WHAT THE TASK ASKS.
Copy out each line below that has the word "name" in it.

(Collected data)

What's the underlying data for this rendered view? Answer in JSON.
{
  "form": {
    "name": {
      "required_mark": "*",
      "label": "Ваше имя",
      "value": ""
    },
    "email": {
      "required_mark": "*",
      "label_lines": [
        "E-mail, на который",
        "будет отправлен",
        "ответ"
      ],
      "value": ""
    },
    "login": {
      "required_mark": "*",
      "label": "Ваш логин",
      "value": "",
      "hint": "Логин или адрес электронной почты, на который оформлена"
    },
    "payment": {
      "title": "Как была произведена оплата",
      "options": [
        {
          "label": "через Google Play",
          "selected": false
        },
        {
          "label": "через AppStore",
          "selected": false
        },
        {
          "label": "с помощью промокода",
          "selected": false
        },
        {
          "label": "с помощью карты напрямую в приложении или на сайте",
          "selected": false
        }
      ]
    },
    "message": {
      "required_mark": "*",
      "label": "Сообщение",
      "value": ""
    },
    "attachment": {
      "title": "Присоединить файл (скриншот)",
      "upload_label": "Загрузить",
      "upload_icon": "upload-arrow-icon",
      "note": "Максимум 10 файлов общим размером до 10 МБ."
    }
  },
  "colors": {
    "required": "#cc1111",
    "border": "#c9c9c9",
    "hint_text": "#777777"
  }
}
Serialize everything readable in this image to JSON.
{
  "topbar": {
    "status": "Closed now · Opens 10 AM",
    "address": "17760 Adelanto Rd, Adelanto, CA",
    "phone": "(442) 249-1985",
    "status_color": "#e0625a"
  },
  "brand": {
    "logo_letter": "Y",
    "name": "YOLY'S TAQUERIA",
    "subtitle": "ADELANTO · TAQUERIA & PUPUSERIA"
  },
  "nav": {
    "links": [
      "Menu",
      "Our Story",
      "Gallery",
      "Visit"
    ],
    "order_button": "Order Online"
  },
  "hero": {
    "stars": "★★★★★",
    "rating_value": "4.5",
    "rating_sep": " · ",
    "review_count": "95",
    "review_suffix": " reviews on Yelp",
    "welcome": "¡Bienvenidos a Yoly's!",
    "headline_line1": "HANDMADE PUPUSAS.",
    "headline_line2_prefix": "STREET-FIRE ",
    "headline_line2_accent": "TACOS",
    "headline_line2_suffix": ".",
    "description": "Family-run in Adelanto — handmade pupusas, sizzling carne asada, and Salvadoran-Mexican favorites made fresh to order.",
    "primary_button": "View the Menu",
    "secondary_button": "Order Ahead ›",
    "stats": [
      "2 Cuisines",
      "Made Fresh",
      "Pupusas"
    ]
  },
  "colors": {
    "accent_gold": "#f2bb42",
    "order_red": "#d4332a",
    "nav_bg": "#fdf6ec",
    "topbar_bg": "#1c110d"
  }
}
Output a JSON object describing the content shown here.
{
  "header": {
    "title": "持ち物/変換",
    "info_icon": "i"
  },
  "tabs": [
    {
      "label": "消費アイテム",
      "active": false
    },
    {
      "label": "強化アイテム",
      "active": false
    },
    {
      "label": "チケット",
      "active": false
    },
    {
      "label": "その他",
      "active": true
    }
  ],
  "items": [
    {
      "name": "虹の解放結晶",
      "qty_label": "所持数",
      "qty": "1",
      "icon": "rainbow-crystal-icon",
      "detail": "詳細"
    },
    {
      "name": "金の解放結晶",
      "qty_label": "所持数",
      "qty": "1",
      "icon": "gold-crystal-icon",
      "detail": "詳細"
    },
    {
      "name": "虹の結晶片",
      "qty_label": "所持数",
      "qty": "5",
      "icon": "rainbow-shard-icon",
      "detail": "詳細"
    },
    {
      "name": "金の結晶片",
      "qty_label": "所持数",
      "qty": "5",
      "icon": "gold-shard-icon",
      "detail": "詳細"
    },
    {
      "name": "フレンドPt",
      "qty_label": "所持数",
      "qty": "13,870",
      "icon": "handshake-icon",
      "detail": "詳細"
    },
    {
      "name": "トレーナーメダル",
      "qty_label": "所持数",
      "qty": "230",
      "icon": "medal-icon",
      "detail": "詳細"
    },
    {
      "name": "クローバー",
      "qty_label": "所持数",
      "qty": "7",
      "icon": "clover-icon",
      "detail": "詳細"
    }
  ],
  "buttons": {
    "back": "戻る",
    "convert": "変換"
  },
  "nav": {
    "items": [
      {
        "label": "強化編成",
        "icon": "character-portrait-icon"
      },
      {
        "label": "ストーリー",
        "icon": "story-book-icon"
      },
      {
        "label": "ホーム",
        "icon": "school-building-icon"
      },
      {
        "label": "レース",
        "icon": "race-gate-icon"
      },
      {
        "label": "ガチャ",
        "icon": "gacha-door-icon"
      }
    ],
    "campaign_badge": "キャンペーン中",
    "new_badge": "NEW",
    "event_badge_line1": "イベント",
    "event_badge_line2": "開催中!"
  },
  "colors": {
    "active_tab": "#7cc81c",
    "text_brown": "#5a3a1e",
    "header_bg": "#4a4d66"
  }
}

COMPLETE ANSWER.
    "name": {
    "name": "YOLY'S TAQUERIA",
      "name": "虹の解放結晶",
      "name": "金の解放結晶",
      "name": "虹の結晶片",
      "name": "金の結晶片",
      "name": "フレンドPt",
      "name": "トレーナーメダル",
      "name": "クローバー",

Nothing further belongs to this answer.